Your task is to copy every line of the entries that contains "ESTATE".

------ Data to process ------

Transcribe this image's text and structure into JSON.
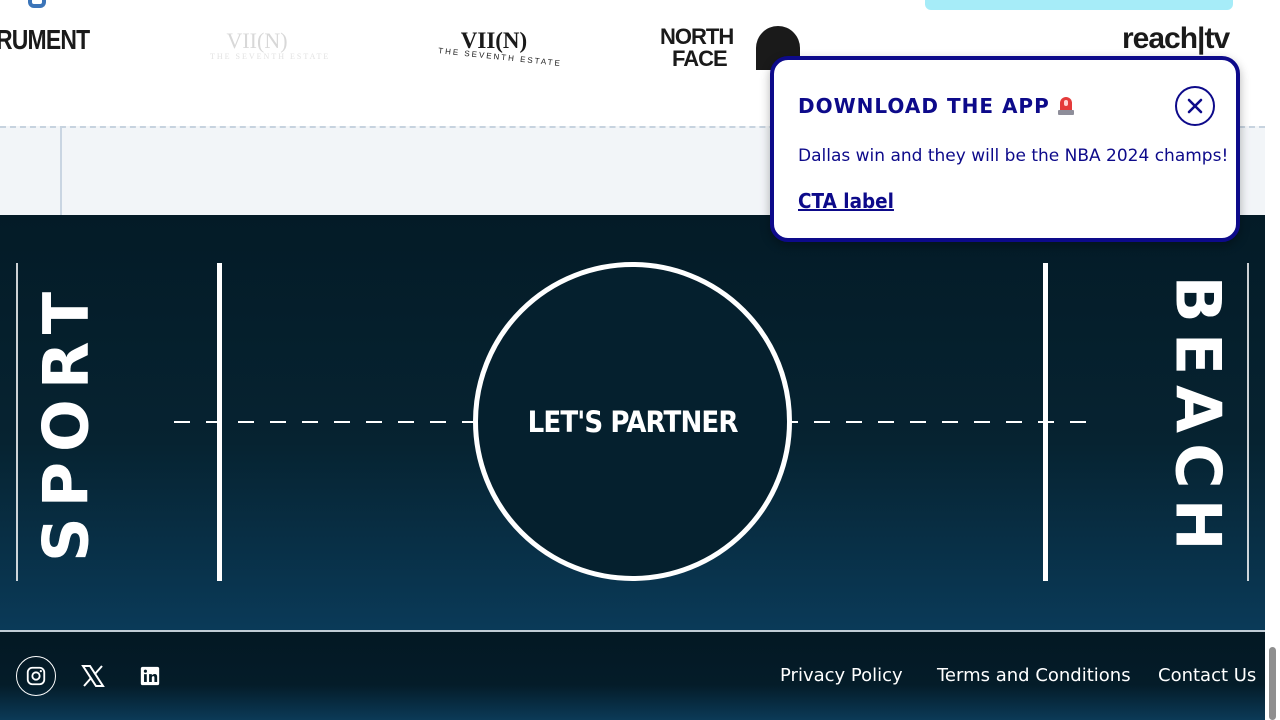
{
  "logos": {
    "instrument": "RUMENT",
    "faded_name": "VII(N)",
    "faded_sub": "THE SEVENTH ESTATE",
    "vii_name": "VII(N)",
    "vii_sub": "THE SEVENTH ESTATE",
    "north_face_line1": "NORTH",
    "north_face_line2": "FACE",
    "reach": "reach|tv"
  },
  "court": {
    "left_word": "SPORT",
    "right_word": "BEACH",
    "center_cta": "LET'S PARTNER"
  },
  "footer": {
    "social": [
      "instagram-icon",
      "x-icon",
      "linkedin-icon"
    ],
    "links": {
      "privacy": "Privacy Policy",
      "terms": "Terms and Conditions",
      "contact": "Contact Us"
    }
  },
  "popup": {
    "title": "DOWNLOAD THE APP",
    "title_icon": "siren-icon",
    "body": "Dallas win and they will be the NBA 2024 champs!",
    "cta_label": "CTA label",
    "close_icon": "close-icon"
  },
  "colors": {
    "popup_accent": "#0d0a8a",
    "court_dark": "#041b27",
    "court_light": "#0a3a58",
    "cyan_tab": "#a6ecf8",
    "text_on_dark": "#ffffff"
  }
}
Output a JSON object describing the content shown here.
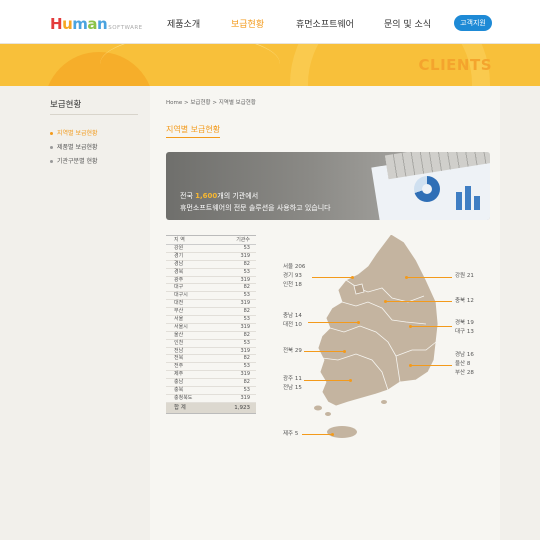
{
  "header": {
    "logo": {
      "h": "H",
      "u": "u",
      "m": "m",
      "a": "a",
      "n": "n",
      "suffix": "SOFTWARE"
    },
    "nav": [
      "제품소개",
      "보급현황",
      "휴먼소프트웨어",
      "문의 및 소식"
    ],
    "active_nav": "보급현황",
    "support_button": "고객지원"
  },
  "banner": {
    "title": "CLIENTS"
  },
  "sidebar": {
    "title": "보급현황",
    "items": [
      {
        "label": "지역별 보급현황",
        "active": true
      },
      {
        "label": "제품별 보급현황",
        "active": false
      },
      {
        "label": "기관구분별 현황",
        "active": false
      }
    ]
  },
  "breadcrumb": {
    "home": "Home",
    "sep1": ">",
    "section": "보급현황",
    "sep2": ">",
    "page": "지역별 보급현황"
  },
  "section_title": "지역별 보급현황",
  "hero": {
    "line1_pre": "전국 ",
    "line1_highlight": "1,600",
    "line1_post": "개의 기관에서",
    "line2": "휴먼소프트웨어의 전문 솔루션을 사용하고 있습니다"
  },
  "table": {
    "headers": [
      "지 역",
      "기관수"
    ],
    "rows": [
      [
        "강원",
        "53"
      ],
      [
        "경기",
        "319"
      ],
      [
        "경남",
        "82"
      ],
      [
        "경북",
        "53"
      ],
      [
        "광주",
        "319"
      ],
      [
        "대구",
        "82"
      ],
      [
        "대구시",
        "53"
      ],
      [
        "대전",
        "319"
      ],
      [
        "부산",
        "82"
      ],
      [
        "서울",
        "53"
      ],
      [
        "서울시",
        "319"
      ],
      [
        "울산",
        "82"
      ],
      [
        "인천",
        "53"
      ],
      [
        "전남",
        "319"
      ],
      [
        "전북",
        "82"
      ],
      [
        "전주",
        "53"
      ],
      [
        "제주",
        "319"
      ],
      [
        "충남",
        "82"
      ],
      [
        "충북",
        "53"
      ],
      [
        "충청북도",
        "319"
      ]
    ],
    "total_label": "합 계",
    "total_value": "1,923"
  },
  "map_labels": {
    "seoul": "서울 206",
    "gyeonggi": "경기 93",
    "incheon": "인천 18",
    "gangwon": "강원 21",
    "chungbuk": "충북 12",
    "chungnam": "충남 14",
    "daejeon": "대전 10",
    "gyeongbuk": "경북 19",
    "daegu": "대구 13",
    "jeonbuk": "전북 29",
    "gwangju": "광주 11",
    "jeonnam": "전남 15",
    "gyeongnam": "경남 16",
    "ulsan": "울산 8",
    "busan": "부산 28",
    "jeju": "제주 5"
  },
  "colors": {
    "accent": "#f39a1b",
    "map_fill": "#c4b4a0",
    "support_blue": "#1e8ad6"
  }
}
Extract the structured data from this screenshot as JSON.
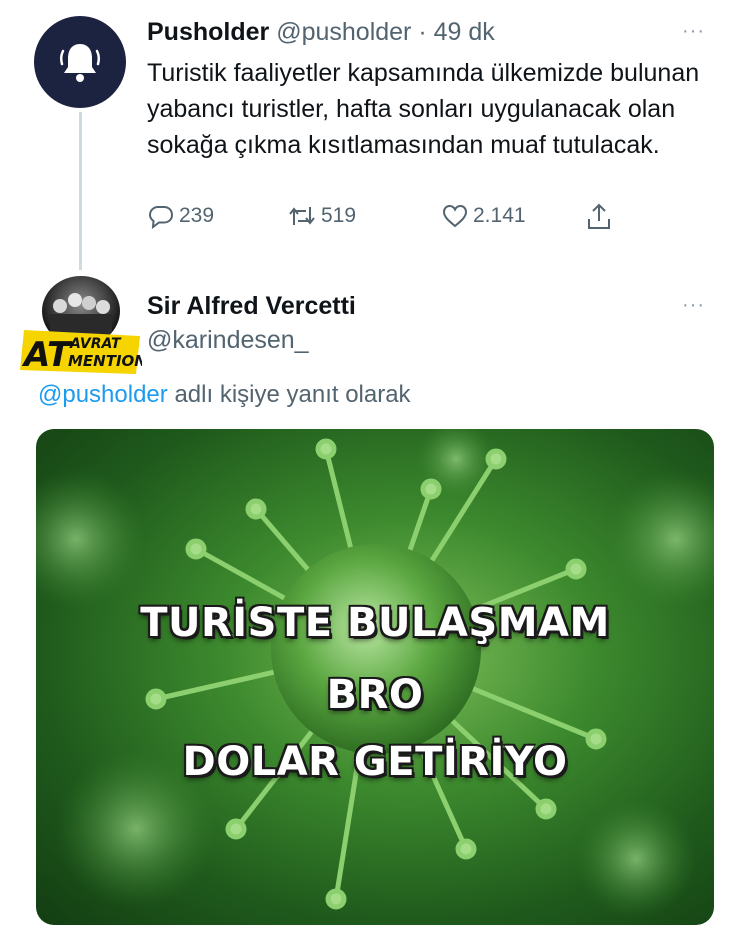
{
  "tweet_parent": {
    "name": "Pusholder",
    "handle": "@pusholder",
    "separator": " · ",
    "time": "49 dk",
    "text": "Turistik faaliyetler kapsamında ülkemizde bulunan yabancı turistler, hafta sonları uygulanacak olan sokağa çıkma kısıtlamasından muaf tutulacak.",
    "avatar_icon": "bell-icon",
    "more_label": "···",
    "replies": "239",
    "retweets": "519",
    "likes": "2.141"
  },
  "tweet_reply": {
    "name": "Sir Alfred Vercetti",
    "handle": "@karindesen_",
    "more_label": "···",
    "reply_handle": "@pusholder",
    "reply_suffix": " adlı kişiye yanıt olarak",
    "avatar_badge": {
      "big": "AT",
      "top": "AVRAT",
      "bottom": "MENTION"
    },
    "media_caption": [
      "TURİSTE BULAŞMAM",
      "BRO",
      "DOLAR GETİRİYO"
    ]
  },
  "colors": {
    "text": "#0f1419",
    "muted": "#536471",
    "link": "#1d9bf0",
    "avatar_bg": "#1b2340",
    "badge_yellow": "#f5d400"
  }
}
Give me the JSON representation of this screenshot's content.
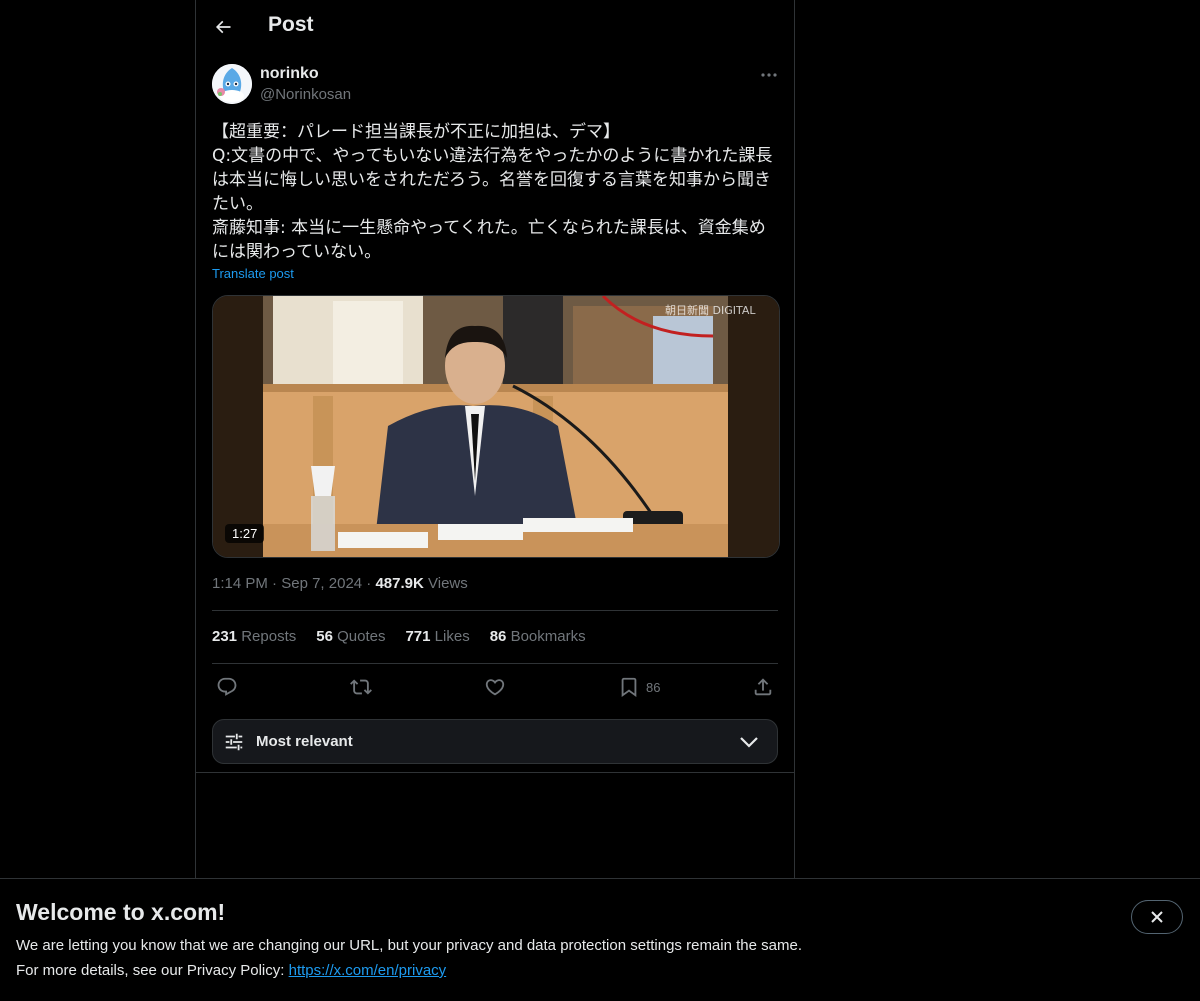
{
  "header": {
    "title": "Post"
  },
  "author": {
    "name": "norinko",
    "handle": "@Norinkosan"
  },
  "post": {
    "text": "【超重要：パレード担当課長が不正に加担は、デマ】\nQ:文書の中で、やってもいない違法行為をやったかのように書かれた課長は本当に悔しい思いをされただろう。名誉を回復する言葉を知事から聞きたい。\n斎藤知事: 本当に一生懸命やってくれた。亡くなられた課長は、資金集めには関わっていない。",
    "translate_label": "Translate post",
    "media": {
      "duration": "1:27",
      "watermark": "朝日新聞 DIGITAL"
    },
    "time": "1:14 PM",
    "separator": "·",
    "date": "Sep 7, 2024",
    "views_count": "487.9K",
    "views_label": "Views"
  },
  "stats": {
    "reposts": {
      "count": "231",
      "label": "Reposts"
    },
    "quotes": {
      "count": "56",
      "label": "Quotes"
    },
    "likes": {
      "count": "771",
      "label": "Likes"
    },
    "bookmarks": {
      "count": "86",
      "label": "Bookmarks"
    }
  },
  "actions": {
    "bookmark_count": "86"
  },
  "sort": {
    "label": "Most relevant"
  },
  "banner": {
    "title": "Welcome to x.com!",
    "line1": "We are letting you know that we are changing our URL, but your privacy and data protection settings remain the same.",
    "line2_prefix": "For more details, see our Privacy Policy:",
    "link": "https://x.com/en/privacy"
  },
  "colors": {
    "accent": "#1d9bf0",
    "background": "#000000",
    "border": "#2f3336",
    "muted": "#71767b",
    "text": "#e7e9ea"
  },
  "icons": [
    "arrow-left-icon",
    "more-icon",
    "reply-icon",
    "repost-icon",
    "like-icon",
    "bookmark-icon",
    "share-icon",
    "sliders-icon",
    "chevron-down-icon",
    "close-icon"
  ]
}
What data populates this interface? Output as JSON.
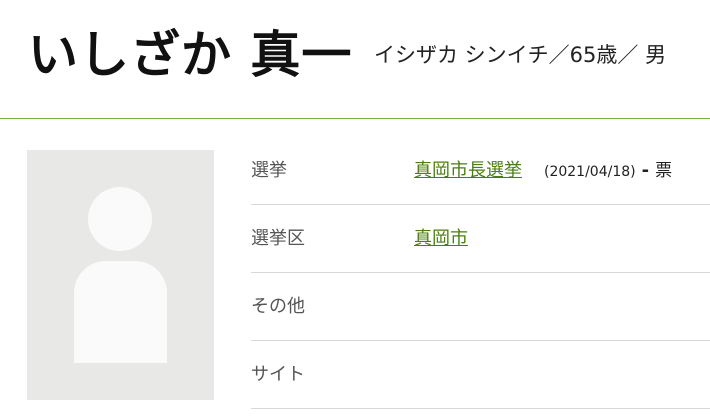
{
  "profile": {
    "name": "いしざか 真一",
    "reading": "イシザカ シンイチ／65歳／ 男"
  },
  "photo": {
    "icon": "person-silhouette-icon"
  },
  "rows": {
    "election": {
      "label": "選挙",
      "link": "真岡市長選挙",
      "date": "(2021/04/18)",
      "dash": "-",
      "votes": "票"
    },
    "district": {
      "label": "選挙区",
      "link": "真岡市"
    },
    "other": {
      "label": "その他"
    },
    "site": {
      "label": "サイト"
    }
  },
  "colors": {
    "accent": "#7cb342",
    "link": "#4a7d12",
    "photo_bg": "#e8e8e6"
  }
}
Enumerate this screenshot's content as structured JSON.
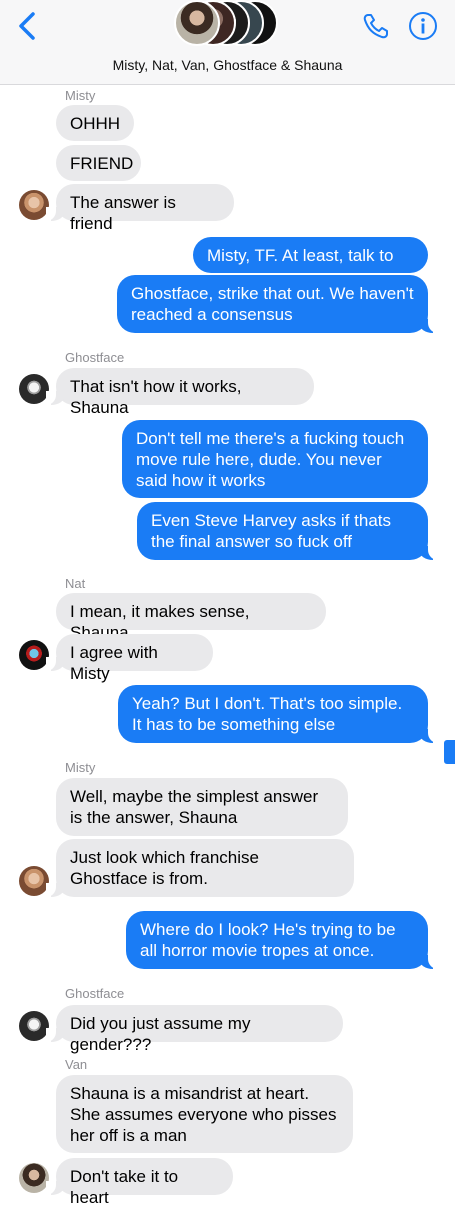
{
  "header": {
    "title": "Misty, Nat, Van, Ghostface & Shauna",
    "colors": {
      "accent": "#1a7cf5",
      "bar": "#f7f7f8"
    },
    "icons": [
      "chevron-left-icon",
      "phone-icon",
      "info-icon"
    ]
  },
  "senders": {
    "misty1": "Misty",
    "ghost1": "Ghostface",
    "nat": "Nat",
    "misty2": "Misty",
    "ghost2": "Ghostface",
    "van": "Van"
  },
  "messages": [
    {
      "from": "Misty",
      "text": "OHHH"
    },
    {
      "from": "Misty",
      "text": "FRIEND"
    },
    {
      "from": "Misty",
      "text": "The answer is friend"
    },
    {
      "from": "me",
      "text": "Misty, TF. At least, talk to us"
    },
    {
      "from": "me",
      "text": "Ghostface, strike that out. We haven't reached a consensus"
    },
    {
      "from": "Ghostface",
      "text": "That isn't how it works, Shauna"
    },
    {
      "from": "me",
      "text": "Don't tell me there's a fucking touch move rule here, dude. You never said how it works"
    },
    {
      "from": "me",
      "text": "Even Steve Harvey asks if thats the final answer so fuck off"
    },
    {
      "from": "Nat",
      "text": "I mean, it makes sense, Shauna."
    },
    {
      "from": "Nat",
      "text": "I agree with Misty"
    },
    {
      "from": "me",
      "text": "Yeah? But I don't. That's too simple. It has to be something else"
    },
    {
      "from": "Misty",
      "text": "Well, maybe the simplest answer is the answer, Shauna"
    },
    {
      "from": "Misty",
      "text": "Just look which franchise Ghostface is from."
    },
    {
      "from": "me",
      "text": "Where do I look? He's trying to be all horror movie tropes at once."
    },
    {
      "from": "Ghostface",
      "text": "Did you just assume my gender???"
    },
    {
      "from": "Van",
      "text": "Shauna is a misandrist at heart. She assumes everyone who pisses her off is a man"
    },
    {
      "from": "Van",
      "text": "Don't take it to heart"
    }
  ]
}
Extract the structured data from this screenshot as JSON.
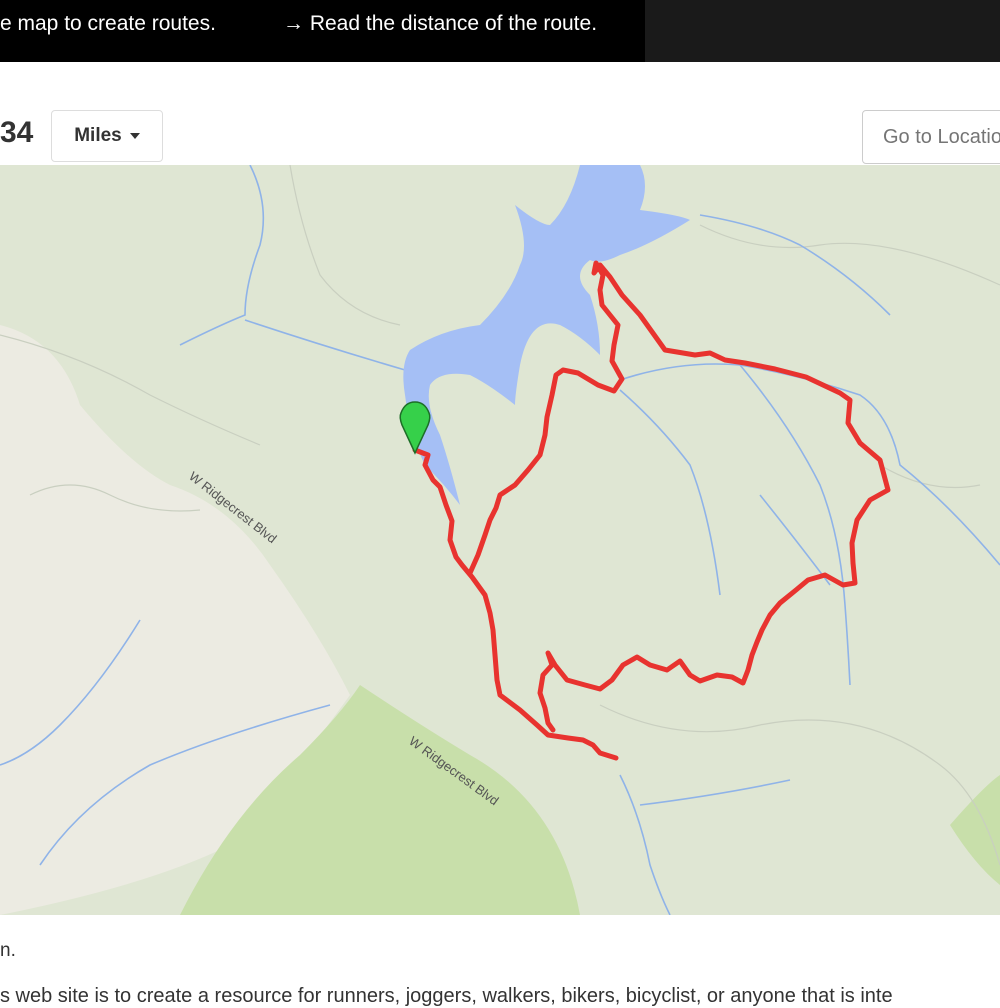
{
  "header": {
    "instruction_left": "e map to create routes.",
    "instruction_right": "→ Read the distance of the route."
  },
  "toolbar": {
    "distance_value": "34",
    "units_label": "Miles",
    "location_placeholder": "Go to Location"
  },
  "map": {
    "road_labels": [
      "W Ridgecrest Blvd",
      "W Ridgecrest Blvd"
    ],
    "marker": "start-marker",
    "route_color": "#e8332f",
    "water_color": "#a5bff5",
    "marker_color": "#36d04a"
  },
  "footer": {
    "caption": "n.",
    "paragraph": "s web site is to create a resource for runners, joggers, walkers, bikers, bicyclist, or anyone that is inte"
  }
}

------

- Response for this exercise:
    "faded_sub": "THE SEVENTH ESTATE",
    "vii_sub": "THE SEVENTH ESTATE",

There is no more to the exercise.